Saved entries:
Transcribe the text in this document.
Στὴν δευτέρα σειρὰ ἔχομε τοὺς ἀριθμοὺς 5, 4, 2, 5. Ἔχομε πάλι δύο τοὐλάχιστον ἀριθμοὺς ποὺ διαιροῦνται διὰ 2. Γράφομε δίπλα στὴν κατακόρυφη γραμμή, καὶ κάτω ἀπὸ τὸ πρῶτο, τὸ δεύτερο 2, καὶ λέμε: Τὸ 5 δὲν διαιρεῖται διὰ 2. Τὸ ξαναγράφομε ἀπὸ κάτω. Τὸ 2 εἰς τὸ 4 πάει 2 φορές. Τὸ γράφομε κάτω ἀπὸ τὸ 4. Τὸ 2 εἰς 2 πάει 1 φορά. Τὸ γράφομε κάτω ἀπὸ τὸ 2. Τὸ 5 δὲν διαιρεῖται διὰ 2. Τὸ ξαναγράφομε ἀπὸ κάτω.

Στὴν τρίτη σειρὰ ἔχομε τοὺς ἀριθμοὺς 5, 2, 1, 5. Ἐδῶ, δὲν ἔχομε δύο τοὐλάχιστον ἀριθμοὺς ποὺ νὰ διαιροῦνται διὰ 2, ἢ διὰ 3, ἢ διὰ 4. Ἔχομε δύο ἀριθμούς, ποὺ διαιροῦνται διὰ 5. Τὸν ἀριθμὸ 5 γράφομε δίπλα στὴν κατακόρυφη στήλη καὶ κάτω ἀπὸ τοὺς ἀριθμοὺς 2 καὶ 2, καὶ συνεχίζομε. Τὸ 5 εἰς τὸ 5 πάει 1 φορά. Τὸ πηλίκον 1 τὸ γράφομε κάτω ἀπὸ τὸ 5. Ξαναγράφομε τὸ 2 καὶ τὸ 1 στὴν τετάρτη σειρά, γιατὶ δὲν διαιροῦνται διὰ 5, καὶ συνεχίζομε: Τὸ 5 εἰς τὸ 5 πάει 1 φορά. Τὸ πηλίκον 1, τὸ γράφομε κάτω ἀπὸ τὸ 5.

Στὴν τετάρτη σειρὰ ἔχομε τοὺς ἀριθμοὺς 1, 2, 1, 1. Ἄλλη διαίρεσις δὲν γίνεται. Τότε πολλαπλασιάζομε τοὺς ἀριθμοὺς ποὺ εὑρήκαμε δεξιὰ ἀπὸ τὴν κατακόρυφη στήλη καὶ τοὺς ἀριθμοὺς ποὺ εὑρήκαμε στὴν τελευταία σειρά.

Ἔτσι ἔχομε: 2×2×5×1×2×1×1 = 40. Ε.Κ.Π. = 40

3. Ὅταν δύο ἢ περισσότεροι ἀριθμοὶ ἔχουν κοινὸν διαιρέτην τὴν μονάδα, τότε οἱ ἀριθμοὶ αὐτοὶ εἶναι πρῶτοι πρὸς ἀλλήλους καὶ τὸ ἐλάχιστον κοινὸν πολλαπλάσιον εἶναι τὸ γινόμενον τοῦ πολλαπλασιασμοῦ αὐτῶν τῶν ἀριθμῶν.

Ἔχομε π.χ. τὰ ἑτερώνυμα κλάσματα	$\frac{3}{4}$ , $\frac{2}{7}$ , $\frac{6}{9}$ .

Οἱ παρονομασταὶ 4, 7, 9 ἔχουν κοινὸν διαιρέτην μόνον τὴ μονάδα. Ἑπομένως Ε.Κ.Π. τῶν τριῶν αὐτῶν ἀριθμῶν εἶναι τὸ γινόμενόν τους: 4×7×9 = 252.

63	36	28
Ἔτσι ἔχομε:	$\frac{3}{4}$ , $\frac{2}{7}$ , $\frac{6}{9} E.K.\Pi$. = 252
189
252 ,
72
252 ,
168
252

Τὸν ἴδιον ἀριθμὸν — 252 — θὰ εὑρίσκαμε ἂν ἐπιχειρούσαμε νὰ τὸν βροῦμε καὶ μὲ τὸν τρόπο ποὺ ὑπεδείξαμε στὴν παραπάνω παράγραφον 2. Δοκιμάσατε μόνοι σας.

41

[Direction] Reproduce each line from the records that contains the word "κοινὸν".

[Result]
3. Ὅταν δύο ἢ περισσότεροι ἀριθμοὶ ἔχουν κοινὸν διαιρέτην τὴν μονάδα, τότε οἱ ἀριθμοὶ αὐτοὶ εἶναι πρῶτοι πρὸς ἀλλήλους καὶ τὸ ἐλάχιστον κοινὸν πολλαπλάσιον εἶναι τὸ γινόμενον τοῦ πολλαπλασιασμοῦ αὐτῶν τῶν ἀριθμῶν.
Οἱ παρονομασταὶ 4, 7, 9 ἔχουν κοινὸν διαιρέτην μόνον τὴ μονάδα. Ἑπομένως Ε.Κ.Π. τῶν τριῶν αὐτῶν ἀριθμῶν εἶναι τὸ γινόμενόν τους: 4×7×9 = 252.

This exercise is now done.